Every record must appear in your copy exactly as written, with no pictures.

═══

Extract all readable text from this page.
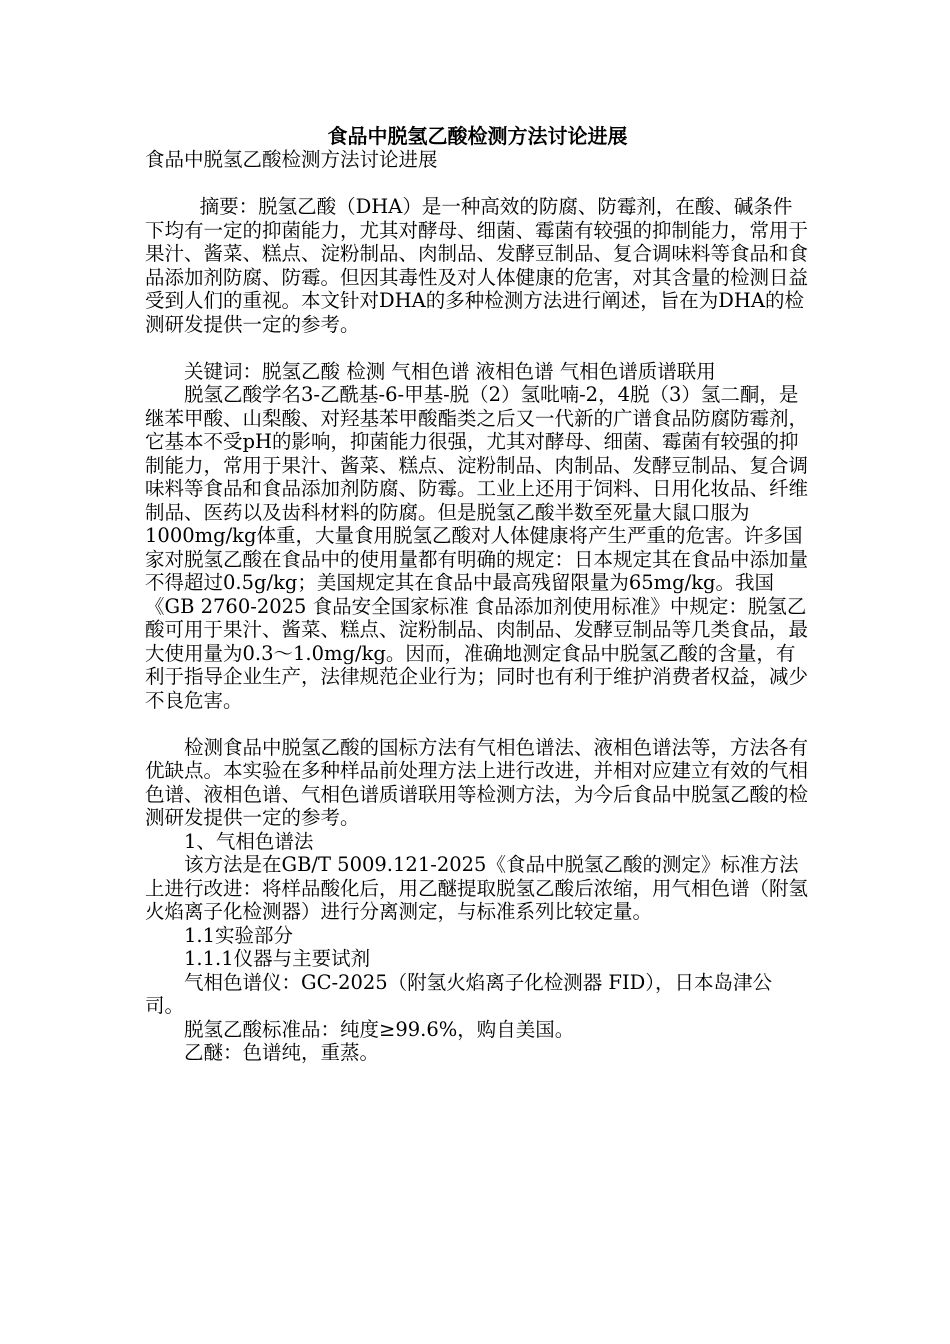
食品中脱氢乙酸检测方法讨论进展

食品中脱氢乙酸检测方法讨论进展

摘要：脱氢乙酸（DHA）是一种高效的防腐、防霉剂，在酸、碱条件下均有一定的抑菌能力，尤其对酵母、细菌、霉菌有较强的抑制能力，常用于果汁、酱菜、糕点、淀粉制品、肉制品、发酵豆制品、复合调味料等食品和食品添加剂防腐、防霉。但因其毒性及对人体健康的危害，对其含量的检测日益受到人们的重视。本文针对DHA的多种检测方法进行阐述，旨在为DHA的检测研发提供一定的参考。

关键词：脱氢乙酸 检测 气相色谱 液相色谱 气相色谱质谱联用

脱氢乙酸学名3-乙酰基-6-甲基-脱（2）氢吡喃-2，4脱（3）氢二酮，是继苯甲酸、山梨酸、对羟基苯甲酸酯类之后又一代新的广谱食品防腐防霉剂，它基本不受pH的影响，抑菌能力很强，尤其对酵母、细菌、霉菌有较强的抑制能力，常用于果汁、酱菜、糕点、淀粉制品、肉制品、发酵豆制品、复合调味料等食品和食品添加剂防腐、防霉。工业上还用于饲料、日用化妆品、纤维制品、医药以及齿科材料的防腐。但是脱氢乙酸半数至死量大鼠口服为1000mg/kg体重，大量食用脱氢乙酸对人体健康将产生严重的危害。许多国家对脱氢乙酸在食品中的使用量都有明确的规定：日本规定其在食品中添加量不得超过0.5g/kg；美国规定其在食品中最高残留限量为65mg/kg。我国《GB 2760-2025 食品安全国家标准 食品添加剂使用标准》中规定：脱氢乙酸可用于果汁、酱菜、糕点、淀粉制品、肉制品、发酵豆制品等几类食品，最大使用量为0.3～1.0mg/kg。因而，准确地测定食品中脱氢乙酸的含量，有利于指导企业生产，法律规范企业行为；同时也有利于维护消费者权益，减少不良危害。

检测食品中脱氢乙酸的国标方法有气相色谱法、液相色谱法等，方法各有优缺点。本实验在多种样品前处理方法上进行改进，并相对应建立有效的气相色谱、液相色谱、气相色谱质谱联用等检测方法，为今后食品中脱氢乙酸的检测研发提供一定的参考。

1、气相色谱法

该方法是在GB/T 5009.121-2025《食品中脱氢乙酸的测定》标准方法上进行改进：将样品酸化后，用乙醚提取脱氢乙酸后浓缩，用气相色谱（附氢火焰离子化检测器）进行分离测定，与标准系列比较定量。

1.1实验部分

1.1.1仪器与主要试剂

气相色谱仪：GC-2025（附氢火焰离子化检测器 FID），日本岛津公司。

脱氢乙酸标准品：纯度≥99.6%，购自美国。

乙醚：色谱纯，重蒸。
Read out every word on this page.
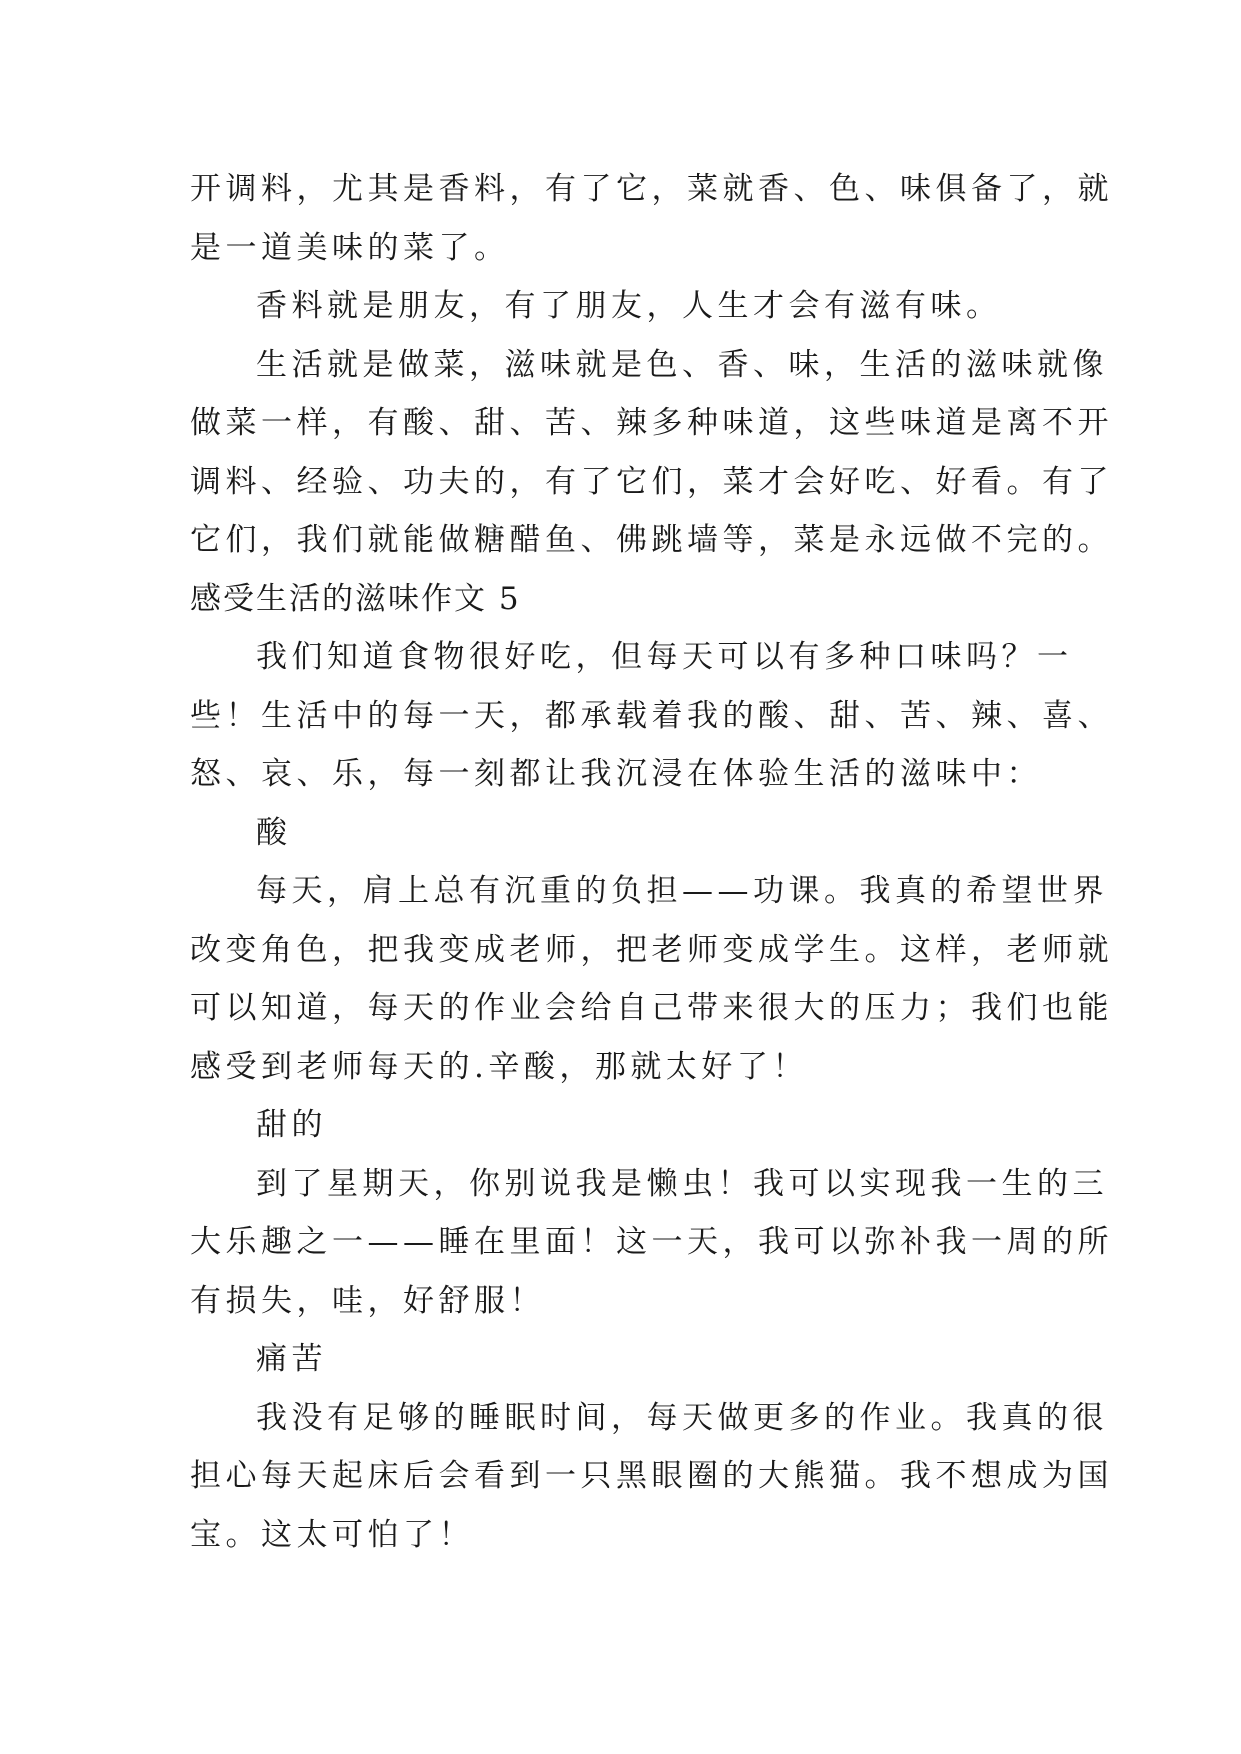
开调料，尤其是香料，有了它，菜就香、色、味俱备了，就
是一道美味的菜了。
香料就是朋友，有了朋友，人生才会有滋有味。
生活就是做菜，滋味就是色、香、味，生活的滋味就像
做菜一样，有酸、甜、苦、辣多种味道，这些味道是离不开
调料、经验、功夫的，有了它们，菜才会好吃、好看。有了
它们，我们就能做糖醋鱼、佛跳墙等，菜是永远做不完的。
感受生活的滋味作文 5
我们知道食物很好吃，但每天可以有多种口味吗？一
些！生活中的每一天，都承载着我的酸、甜、苦、辣、喜、
怒、哀、乐，每一刻都让我沉浸在体验生活的滋味中：
酸
每天，肩上总有沉重的负担——功课。我真的希望世界
改变角色，把我变成老师，把老师变成学生。这样，老师就
可以知道，每天的作业会给自己带来很大的压力；我们也能
感受到老师每天的.辛酸，那就太好了！
甜的
到了星期天，你别说我是懒虫！我可以实现我一生的三
大乐趣之一——睡在里面！这一天，我可以弥补我一周的所
有损失，哇，好舒服！
痛苦
我没有足够的睡眠时间，每天做更多的作业。我真的很
担心每天起床后会看到一只黑眼圈的大熊猫。我不想成为国
宝。这太可怕了！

═══

**In response**
Extract all readable text from this page.
食品中脱氢乙酸检测方法讨论进展

食品中脱氢乙酸检测方法讨论进展

摘要：脱氢乙酸（DHA）是一种高效的防腐、防霉剂，在酸、碱条件下均有一定的抑菌能力，尤其对酵母、细菌、霉菌有较强的抑制能力，常用于果汁、酱菜、糕点、淀粉制品、肉制品、发酵豆制品、复合调味料等食品和食品添加剂防腐、防霉。但因其毒性及对人体健康的危害，对其含量的检测日益受到人们的重视。本文针对DHA的多种检测方法进行阐述，旨在为DHA的检测研发提供一定的参考。

关键词：脱氢乙酸 检测 气相色谱 液相色谱 气相色谱质谱联用

脱氢乙酸学名3-乙酰基-6-甲基-脱（2）氢吡喃-2，4脱（3）氢二酮，是继苯甲酸、山梨酸、对羟基苯甲酸酯类之后又一代新的广谱食品防腐防霉剂，它基本不受pH的影响，抑菌能力很强，尤其对酵母、细菌、霉菌有较强的抑制能力，常用于果汁、酱菜、糕点、淀粉制品、肉制品、发酵豆制品、复合调味料等食品和食品添加剂防腐、防霉。工业上还用于饲料、日用化妆品、纤维制品、医药以及齿科材料的防腐。但是脱氢乙酸半数至死量大鼠口服为1000mg/kg体重，大量食用脱氢乙酸对人体健康将产生严重的危害。许多国家对脱氢乙酸在食品中的使用量都有明确的规定：日本规定其在食品中添加量不得超过0.5g/kg；美国规定其在食品中最高残留限量为65mg/kg。我国《GB 2760-2025 食品安全国家标准 食品添加剂使用标准》中规定：脱氢乙酸可用于果汁、酱菜、糕点、淀粉制品、肉制品、发酵豆制品等几类食品，最大使用量为0.3～1.0mg/kg。因而，准确地测定食品中脱氢乙酸的含量，有利于指导企业生产，法律规范企业行为；同时也有利于维护消费者权益，减少不良危害。

检测食品中脱氢乙酸的国标方法有气相色谱法、液相色谱法等，方法各有优缺点。本实验在多种样品前处理方法上进行改进，并相对应建立有效的气相色谱、液相色谱、气相色谱质谱联用等检测方法，为今后食品中脱氢乙酸的检测研发提供一定的参考。

1、气相色谱法

该方法是在GB/T 5009.121-2025《食品中脱氢乙酸的测定》标准方法上进行改进：将样品酸化后，用乙醚提取脱氢乙酸后浓缩，用气相色谱（附氢火焰离子化检测器）进行分离测定，与标准系列比较定量。

1.1实验部分

1.1.1仪器与主要试剂

气相色谱仪：GC-2025（附氢火焰离子化检测器 FID），日本岛津公司。

脱氢乙酸标准品：纯度≥99.6%，购自美国。

乙醚：色谱纯，重蒸。
Read out every word on this page.
开调料，尤其是香料，有了它，菜就香、色、味俱备了，就
是一道美味的菜了。
香料就是朋友，有了朋友，人生才会有滋有味。
生活就是做菜，滋味就是色、香、味，生活的滋味就像
做菜一样，有酸、甜、苦、辣多种味道，这些味道是离不开
调料、经验、功夫的，有了它们，菜才会好吃、好看。有了
它们，我们就能做糖醋鱼、佛跳墙等，菜是永远做不完的。
感受生活的滋味作文 5
我们知道食物很好吃，但每天可以有多种口味吗？一
些！生活中的每一天，都承载着我的酸、甜、苦、辣、喜、
怒、哀、乐，每一刻都让我沉浸在体验生活的滋味中：
酸
每天，肩上总有沉重的负担——功课。我真的希望世界
改变角色，把我变成老师，把老师变成学生。这样，老师就
可以知道，每天的作业会给自己带来很大的压力；我们也能
感受到老师每天的.辛酸，那就太好了！
甜的
到了星期天，你别说我是懒虫！我可以实现我一生的三
大乐趣之一——睡在里面！这一天，我可以弥补我一周的所
有损失，哇，好舒服！
痛苦
我没有足够的睡眠时间，每天做更多的作业。我真的很
担心每天起床后会看到一只黑眼圈的大熊猫。我不想成为国
宝。这太可怕了！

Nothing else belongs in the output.